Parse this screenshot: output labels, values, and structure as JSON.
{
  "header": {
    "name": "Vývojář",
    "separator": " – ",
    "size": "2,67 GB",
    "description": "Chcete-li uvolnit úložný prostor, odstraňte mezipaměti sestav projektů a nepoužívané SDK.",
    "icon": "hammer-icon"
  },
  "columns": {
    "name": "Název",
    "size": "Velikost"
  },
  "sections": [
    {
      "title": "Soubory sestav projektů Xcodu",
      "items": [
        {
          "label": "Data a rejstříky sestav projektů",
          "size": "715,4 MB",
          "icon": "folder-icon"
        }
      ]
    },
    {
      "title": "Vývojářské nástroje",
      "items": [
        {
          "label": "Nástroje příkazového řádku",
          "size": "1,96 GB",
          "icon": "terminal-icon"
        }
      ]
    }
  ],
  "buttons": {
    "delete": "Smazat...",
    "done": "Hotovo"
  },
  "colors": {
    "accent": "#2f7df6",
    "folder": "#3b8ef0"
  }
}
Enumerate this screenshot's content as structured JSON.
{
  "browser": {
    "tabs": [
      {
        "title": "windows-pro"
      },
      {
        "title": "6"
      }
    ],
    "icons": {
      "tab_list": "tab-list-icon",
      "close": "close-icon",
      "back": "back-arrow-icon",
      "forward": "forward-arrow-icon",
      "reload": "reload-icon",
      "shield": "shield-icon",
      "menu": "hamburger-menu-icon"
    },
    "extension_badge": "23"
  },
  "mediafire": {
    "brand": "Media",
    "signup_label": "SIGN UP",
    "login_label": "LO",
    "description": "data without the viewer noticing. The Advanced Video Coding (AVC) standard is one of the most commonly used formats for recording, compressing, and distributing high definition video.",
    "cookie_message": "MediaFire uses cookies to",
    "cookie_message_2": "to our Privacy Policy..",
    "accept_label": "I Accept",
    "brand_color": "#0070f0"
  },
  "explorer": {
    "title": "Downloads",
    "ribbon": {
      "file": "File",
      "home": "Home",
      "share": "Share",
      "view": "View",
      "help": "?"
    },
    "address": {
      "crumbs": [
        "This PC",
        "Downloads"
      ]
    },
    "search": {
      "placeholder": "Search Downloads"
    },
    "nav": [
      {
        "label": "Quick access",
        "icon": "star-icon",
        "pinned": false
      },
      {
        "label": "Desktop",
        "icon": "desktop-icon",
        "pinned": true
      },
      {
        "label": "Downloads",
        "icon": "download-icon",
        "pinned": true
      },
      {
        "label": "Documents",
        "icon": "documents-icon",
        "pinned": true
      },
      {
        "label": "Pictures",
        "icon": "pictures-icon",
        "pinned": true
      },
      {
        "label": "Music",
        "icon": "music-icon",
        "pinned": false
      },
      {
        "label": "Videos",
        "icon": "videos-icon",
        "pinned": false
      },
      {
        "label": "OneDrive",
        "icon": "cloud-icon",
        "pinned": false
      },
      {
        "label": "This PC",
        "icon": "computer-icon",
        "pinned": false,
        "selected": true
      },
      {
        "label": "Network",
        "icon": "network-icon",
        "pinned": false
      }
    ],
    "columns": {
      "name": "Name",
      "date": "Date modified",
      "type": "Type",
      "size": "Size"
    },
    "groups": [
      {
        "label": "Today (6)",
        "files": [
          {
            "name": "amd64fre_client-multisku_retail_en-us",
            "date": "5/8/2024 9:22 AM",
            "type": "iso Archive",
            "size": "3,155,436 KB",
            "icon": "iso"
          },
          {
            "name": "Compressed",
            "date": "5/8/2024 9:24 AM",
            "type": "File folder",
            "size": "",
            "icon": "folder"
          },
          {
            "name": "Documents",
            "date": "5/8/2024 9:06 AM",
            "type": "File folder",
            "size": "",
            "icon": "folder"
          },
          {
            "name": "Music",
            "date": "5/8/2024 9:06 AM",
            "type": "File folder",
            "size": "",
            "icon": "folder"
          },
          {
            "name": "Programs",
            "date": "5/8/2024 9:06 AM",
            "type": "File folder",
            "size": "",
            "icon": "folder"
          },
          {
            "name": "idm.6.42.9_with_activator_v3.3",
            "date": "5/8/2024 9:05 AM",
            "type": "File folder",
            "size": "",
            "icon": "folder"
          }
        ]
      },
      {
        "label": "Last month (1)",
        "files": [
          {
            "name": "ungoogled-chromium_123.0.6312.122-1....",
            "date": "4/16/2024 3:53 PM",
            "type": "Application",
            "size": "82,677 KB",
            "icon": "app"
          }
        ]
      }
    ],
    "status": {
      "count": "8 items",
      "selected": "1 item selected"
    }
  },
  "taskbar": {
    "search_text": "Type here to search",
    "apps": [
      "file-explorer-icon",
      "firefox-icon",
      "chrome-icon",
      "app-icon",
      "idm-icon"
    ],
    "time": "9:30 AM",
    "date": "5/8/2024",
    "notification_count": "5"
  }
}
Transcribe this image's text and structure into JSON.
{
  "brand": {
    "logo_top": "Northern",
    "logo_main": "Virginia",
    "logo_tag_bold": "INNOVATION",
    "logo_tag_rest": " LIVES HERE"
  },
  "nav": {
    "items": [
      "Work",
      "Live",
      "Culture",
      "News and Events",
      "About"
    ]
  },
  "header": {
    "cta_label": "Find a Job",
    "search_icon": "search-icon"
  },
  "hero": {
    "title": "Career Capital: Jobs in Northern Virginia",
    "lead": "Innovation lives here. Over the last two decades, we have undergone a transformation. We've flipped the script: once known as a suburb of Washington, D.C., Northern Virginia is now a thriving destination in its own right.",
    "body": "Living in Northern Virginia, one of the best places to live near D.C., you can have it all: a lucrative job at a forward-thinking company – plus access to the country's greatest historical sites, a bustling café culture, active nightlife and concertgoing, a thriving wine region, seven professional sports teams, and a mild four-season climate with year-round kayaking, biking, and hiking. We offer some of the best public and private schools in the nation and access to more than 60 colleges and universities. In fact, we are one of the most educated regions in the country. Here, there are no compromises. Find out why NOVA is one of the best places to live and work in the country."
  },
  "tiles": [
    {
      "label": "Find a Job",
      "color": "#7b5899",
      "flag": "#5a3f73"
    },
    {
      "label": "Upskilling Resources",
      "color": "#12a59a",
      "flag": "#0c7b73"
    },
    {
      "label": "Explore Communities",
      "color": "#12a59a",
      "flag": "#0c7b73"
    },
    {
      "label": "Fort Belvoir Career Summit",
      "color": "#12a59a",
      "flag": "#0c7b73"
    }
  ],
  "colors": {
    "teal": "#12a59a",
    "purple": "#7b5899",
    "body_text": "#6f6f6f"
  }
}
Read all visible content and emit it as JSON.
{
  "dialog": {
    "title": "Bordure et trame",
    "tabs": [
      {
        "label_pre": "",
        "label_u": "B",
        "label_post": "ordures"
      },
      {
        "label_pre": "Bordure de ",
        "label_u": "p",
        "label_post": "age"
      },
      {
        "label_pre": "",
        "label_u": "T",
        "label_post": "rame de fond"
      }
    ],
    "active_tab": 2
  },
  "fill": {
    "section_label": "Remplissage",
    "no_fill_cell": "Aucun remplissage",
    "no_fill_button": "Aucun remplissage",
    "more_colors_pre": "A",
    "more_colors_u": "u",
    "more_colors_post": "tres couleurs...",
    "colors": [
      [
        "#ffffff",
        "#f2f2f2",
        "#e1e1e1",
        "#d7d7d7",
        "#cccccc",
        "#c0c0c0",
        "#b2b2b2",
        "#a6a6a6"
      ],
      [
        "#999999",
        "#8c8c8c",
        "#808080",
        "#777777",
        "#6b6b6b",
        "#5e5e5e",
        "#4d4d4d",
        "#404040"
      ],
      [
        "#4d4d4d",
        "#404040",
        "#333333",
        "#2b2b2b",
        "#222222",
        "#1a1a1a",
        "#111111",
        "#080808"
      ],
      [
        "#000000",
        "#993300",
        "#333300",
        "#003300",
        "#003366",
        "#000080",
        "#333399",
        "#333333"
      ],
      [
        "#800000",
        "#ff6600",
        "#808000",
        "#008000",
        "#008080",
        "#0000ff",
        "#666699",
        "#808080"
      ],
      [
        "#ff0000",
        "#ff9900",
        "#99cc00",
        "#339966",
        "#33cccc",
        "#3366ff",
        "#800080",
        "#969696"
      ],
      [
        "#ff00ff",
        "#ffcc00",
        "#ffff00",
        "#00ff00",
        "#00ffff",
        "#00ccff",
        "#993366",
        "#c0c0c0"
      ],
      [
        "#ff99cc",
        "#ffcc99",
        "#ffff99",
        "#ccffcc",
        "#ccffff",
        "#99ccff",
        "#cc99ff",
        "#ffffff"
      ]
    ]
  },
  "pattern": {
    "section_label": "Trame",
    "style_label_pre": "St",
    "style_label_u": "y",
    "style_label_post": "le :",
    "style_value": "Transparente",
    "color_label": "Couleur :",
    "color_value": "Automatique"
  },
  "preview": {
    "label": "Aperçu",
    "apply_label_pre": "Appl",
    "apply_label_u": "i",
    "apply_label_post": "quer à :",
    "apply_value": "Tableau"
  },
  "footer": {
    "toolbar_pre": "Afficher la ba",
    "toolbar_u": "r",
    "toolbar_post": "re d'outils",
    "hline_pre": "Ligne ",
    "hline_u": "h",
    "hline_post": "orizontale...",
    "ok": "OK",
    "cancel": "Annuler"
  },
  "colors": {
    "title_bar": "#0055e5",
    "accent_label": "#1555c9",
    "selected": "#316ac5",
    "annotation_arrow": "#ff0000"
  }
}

__Stated exercise__: Show, from the listing above, each line that contains the word "content".

__Final answer__:
Enumerate this screenshot's content as structured JSON.
Read all visible content and emit it as JSON.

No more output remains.